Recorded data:
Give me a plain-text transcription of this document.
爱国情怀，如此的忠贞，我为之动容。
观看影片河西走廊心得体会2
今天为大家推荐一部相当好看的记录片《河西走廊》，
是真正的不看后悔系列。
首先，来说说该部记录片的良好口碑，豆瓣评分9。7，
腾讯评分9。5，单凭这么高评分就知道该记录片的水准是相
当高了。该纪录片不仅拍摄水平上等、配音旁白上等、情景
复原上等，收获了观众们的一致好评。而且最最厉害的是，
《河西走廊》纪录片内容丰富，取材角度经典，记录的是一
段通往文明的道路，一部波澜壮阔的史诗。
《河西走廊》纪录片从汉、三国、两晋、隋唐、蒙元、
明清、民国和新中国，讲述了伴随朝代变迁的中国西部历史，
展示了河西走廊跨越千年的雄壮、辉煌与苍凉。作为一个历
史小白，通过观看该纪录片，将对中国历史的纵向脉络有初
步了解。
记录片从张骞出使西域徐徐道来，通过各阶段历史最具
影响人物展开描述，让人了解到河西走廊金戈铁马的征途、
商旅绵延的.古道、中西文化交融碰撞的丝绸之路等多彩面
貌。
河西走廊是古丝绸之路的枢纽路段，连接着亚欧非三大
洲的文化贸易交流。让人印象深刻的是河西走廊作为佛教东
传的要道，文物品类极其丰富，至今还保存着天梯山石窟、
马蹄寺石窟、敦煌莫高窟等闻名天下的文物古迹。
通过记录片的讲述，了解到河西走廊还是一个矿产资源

(WHAT YOU ARE ASKED TO DO) Reproduce the listing in full. Keep it exactly as written.

(TASK SOLUTION)
Give me a plain-text transcription of this document.
爱国情怀，如此的忠贞，我为之动容。
观看影片河西走廊心得体会2
今天为大家推荐一部相当好看的记录片《河西走廊》，
是真正的不看后悔系列。
首先，来说说该部记录片的良好口碑，豆瓣评分9。7，
腾讯评分9。5，单凭这么高评分就知道该记录片的水准是相
当高了。该纪录片不仅拍摄水平上等、配音旁白上等、情景
复原上等，收获了观众们的一致好评。而且最最厉害的是，
《河西走廊》纪录片内容丰富，取材角度经典，记录的是一
段通往文明的道路，一部波澜壮阔的史诗。
《河西走廊》纪录片从汉、三国、两晋、隋唐、蒙元、
明清、民国和新中国，讲述了伴随朝代变迁的中国西部历史，
展示了河西走廊跨越千年的雄壮、辉煌与苍凉。作为一个历
史小白，通过观看该纪录片，将对中国历史的纵向脉络有初
步了解。
记录片从张骞出使西域徐徐道来，通过各阶段历史最具
影响人物展开描述，让人了解到河西走廊金戈铁马的征途、
商旅绵延的.古道、中西文化交融碰撞的丝绸之路等多彩面
貌。
河西走廊是古丝绸之路的枢纽路段，连接着亚欧非三大
洲的文化贸易交流。让人印象深刻的是河西走廊作为佛教东
传的要道，文物品类极其丰富，至今还保存着天梯山石窟、
马蹄寺石窟、敦煌莫高窟等闻名天下的文物古迹。
通过记录片的讲述，了解到河西走廊还是一个矿产资源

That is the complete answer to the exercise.